-- MATERIAL --
((

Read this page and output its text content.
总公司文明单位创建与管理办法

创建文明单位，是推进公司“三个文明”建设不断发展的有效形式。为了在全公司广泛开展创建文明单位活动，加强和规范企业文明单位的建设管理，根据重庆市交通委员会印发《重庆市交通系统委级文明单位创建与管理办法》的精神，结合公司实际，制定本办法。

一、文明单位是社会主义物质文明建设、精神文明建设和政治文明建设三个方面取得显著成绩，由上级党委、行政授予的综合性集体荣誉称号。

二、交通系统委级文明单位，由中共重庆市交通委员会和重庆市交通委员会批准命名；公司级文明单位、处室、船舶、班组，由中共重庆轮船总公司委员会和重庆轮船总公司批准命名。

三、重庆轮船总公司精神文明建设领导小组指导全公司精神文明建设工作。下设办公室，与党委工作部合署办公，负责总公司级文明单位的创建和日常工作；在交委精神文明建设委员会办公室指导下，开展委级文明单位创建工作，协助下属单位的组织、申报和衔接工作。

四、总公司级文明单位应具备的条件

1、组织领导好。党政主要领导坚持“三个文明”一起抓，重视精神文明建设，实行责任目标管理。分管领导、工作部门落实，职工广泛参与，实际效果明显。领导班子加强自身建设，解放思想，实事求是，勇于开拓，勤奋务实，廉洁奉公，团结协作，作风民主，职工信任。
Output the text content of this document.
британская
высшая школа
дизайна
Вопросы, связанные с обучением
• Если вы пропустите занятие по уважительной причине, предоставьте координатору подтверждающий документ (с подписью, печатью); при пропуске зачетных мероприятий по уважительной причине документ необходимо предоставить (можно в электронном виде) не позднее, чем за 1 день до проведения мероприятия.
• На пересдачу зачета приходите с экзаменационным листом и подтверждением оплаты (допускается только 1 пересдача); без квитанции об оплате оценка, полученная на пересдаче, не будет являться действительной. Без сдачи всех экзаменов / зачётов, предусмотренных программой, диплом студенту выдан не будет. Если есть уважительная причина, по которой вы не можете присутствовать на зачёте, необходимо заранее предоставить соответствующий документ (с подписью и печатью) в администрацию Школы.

))

-- AIM OF THE EXERCISE --
Return all the data exactly as given.

-- TASK SOLUTION --
Read this page and output its text content.
总公司文明单位创建与管理办法

创建文明单位，是推进公司“三个文明”建设不断发展的有效形式。为了在全公司广泛开展创建文明单位活动，加强和规范企业文明单位的建设管理，根据重庆市交通委员会印发《重庆市交通系统委级文明单位创建与管理办法》的精神，结合公司实际，制定本办法。

一、文明单位是社会主义物质文明建设、精神文明建设和政治文明建设三个方面取得显著成绩，由上级党委、行政授予的综合性集体荣誉称号。

二、交通系统委级文明单位，由中共重庆市交通委员会和重庆市交通委员会批准命名；公司级文明单位、处室、船舶、班组，由中共重庆轮船总公司委员会和重庆轮船总公司批准命名。

三、重庆轮船总公司精神文明建设领导小组指导全公司精神文明建设工作。下设办公室，与党委工作部合署办公，负责总公司级文明单位的创建和日常工作；在交委精神文明建设委员会办公室指导下，开展委级文明单位创建工作，协助下属单位的组织、申报和衔接工作。

四、总公司级文明单位应具备的条件

1、组织领导好。党政主要领导坚持“三个文明”一起抓，重视精神文明建设，实行责任目标管理。分管领导、工作部门落实，职工广泛参与，实际效果明显。领导班子加强自身建设，解放思想，实事求是，勇于开拓，勤奋务实，廉洁奉公，团结协作，作风民主，职工信任。
Output the text content of this document.
британская
высшая школа
дизайна
Вопросы, связанные с обучением
• Если вы пропустите занятие по уважительной причине, предоставьте координатору подтверждающий документ (с подписью, печатью); при пропуске зачетных мероприятий по уважительной причине документ необходимо предоставить (можно в электронном виде) не позднее, чем за 1 день до проведения мероприятия.
• На пересдачу зачета приходите с экзаменационным листом и подтверждением оплаты (допускается только 1 пересдача); без квитанции об оплате оценка, полученная на пересдаче, не будет являться действительной. Без сдачи всех экзаменов / зачётов, предусмотренных программой, диплом студенту выдан не будет. Если есть уважительная причина, по которой вы не можете присутствовать на зачёте, необходимо заранее предоставить соответствующий документ (с подписью и печатью) в администрацию Школы.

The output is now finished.